#### [Required work]
Reproduce every entry exactly as shown.

#### [Data supplied]
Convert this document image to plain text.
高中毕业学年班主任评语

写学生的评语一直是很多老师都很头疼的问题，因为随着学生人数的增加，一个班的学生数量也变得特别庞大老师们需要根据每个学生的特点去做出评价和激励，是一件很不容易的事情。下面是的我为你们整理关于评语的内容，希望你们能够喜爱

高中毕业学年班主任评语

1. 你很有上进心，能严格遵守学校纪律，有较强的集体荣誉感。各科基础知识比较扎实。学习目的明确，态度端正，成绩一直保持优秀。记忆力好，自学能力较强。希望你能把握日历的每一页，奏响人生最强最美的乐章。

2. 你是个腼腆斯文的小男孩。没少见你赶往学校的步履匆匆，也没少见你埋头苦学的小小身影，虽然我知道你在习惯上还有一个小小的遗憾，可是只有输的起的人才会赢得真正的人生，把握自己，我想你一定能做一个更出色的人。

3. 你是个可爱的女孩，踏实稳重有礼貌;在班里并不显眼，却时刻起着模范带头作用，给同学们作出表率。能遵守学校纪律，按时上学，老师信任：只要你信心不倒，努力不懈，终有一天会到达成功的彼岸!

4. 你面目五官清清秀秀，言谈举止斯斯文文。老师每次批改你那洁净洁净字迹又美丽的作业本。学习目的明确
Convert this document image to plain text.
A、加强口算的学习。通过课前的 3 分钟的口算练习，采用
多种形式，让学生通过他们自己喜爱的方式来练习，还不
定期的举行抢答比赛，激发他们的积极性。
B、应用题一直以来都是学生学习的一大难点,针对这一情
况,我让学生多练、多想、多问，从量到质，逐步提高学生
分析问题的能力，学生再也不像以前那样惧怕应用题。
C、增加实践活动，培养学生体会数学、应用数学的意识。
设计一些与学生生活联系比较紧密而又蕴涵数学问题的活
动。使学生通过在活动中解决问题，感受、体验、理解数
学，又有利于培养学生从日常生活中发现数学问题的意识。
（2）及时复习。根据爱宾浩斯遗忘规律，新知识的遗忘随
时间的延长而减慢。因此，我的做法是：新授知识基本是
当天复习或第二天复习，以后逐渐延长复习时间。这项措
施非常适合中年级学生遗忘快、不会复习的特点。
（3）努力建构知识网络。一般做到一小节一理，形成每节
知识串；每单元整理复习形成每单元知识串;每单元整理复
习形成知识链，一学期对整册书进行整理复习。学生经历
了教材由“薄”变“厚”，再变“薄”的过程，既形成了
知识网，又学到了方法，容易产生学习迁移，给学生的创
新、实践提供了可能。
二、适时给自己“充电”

#### [Output for this exercise]
Convert this document image to plain text.
高中毕业学年班主任评语

写学生的评语一直是很多老师都很头疼的问题，因为随着学生人数的增加，一个班的学生数量也变得特别庞大老师们需要根据每个学生的特点去做出评价和激励，是一件很不容易的事情。下面是的我为你们整理关于评语的内容，希望你们能够喜爱

高中毕业学年班主任评语

1. 你很有上进心，能严格遵守学校纪律，有较强的集体荣誉感。各科基础知识比较扎实。学习目的明确，态度端正，成绩一直保持优秀。记忆力好，自学能力较强。希望你能把握日历的每一页，奏响人生最强最美的乐章。

2. 你是个腼腆斯文的小男孩。没少见你赶往学校的步履匆匆，也没少见你埋头苦学的小小身影，虽然我知道你在习惯上还有一个小小的遗憾，可是只有输的起的人才会赢得真正的人生，把握自己，我想你一定能做一个更出色的人。

3. 你是个可爱的女孩，踏实稳重有礼貌;在班里并不显眼，却时刻起着模范带头作用，给同学们作出表率。能遵守学校纪律，按时上学，老师信任：只要你信心不倒，努力不懈，终有一天会到达成功的彼岸!

4. 你面目五官清清秀秀，言谈举止斯斯文文。老师每次批改你那洁净洁净字迹又美丽的作业本。学习目的明确
Convert this document image to plain text.
A、加强口算的学习。通过课前的 3 分钟的口算练习，采用
多种形式，让学生通过他们自己喜爱的方式来练习，还不
定期的举行抢答比赛，激发他们的积极性。
B、应用题一直以来都是学生学习的一大难点,针对这一情
况,我让学生多练、多想、多问，从量到质，逐步提高学生
分析问题的能力，学生再也不像以前那样惧怕应用题。
C、增加实践活动，培养学生体会数学、应用数学的意识。
设计一些与学生生活联系比较紧密而又蕴涵数学问题的活
动。使学生通过在活动中解决问题，感受、体验、理解数
学，又有利于培养学生从日常生活中发现数学问题的意识。
（2）及时复习。根据爱宾浩斯遗忘规律，新知识的遗忘随
时间的延长而减慢。因此，我的做法是：新授知识基本是
当天复习或第二天复习，以后逐渐延长复习时间。这项措
施非常适合中年级学生遗忘快、不会复习的特点。
（3）努力建构知识网络。一般做到一小节一理，形成每节
知识串；每单元整理复习形成每单元知识串;每单元整理复
习形成知识链，一学期对整册书进行整理复习。学生经历
了教材由“薄”变“厚”，再变“薄”的过程，既形成了
知识网，又学到了方法，容易产生学习迁移，给学生的创
新、实践提供了可能。
二、适时给自己“充电”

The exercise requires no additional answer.